(Items from a figure collection)
——

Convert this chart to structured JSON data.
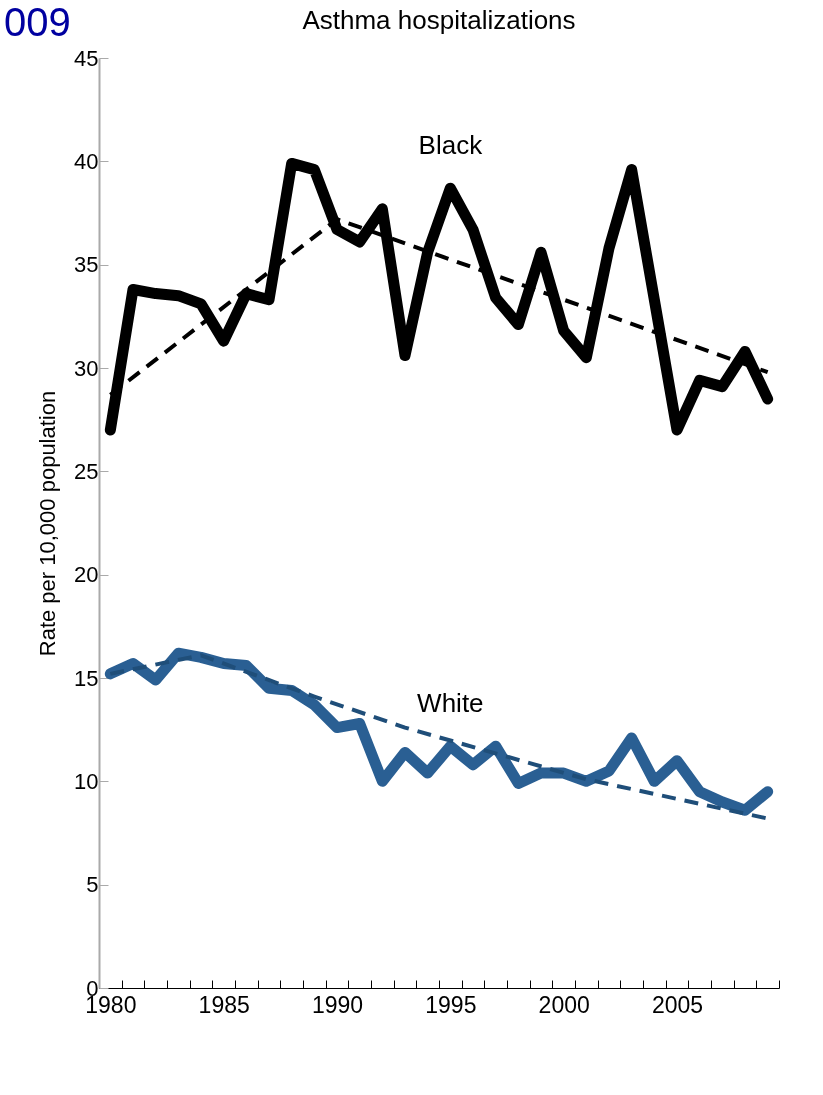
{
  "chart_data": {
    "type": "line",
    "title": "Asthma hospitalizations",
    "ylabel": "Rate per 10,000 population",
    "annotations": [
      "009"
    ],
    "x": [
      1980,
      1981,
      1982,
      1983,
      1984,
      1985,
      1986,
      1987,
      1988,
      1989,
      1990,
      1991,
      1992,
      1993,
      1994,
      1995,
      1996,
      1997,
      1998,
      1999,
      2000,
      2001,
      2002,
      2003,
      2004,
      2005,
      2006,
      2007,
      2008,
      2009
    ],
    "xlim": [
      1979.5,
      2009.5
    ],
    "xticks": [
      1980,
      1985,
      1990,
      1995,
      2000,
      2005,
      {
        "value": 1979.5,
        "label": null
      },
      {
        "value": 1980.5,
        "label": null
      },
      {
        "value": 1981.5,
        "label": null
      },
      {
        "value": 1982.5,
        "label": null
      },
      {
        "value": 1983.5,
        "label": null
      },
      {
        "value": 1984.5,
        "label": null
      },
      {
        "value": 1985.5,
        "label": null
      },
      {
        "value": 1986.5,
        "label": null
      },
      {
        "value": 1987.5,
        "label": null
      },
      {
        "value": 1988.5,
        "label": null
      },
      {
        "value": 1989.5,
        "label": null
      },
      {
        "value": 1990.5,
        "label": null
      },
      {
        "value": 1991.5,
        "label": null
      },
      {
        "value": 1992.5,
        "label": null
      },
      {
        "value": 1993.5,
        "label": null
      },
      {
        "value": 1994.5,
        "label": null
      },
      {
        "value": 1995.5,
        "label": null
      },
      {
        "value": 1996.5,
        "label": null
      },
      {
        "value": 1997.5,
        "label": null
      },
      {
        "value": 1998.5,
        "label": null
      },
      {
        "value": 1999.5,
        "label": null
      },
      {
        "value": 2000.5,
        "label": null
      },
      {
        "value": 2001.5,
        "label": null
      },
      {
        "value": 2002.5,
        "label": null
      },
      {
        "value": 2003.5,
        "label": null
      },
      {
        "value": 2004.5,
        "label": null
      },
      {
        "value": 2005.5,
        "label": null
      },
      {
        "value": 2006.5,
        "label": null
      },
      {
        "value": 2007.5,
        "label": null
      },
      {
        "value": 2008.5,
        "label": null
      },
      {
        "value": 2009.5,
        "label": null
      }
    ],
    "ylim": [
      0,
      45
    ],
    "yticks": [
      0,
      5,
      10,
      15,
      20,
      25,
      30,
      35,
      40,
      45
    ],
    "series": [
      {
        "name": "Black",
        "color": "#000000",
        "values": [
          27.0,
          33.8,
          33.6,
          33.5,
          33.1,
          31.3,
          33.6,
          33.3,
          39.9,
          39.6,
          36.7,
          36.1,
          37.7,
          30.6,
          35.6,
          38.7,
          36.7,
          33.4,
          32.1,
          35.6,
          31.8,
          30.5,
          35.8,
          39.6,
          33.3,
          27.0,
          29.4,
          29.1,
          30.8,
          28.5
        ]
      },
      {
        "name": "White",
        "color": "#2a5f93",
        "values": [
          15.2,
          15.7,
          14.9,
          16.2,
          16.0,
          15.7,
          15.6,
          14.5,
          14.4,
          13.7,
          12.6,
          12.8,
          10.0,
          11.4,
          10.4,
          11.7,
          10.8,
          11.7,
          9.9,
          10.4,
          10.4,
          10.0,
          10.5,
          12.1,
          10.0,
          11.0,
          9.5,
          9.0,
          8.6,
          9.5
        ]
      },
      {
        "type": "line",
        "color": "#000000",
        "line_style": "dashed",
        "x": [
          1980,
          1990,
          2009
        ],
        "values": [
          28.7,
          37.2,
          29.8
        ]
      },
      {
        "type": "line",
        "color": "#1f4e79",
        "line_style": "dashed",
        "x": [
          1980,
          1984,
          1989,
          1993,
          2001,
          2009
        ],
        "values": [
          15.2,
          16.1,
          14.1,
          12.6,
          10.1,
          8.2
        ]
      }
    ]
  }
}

——

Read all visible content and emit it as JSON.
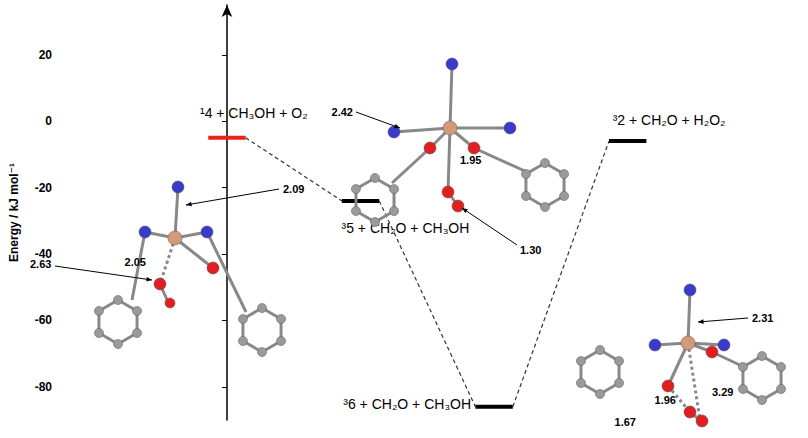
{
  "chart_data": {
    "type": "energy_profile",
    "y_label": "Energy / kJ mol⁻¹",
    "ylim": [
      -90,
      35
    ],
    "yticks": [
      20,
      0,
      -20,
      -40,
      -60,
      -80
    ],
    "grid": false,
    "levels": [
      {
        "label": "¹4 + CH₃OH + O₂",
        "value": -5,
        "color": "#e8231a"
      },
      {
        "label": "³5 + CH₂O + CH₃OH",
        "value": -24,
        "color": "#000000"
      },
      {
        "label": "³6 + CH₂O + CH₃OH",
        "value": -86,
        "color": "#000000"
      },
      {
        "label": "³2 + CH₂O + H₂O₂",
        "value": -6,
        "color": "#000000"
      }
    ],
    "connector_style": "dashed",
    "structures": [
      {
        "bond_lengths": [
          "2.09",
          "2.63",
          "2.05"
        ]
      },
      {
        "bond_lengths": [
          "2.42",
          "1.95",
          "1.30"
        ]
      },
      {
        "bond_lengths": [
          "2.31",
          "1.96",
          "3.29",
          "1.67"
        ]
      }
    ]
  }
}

——

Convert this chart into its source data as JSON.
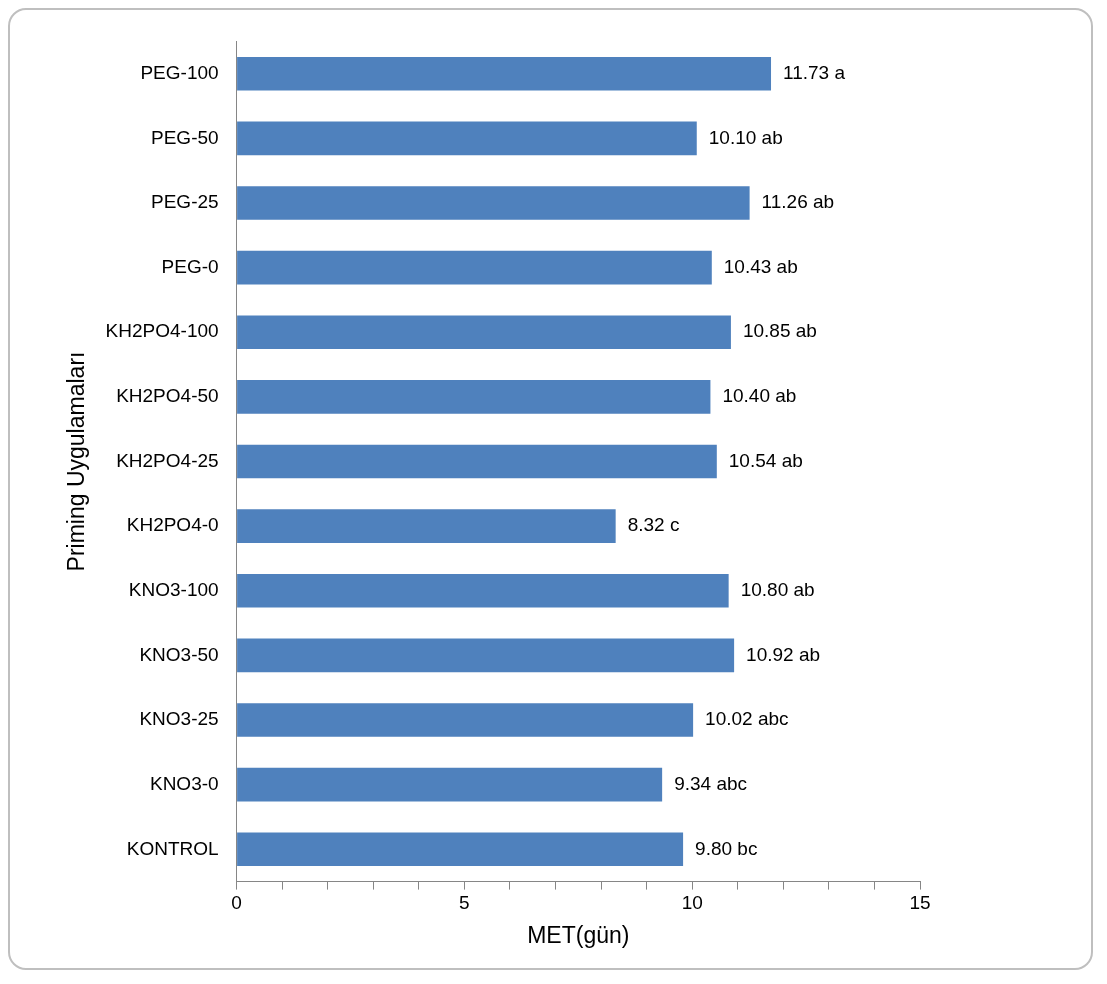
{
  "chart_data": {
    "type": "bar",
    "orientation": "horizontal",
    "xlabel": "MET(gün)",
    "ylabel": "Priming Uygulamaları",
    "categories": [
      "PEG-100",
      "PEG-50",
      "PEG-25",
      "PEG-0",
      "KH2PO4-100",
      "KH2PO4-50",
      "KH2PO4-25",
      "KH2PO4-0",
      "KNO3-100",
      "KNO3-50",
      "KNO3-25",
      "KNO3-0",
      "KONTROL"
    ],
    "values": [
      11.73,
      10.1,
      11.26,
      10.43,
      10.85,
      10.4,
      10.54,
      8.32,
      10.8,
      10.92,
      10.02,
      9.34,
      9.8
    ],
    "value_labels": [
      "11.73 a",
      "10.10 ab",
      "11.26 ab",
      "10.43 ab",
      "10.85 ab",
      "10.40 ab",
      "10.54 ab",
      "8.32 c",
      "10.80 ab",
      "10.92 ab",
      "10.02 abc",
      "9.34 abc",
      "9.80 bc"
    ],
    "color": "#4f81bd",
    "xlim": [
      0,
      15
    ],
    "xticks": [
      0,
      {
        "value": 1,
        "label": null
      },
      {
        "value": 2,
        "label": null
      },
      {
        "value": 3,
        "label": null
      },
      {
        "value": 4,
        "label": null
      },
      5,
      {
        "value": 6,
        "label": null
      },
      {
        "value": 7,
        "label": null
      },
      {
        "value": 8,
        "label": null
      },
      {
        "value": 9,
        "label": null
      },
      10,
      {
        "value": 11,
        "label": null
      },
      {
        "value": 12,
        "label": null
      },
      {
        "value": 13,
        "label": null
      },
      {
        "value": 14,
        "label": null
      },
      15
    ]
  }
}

——

• Task requirements
Using the records above, list each line that includes "Convert".

• Final result
Convert this chart to structured JSON data.
Convert this chart into its source data as JSON.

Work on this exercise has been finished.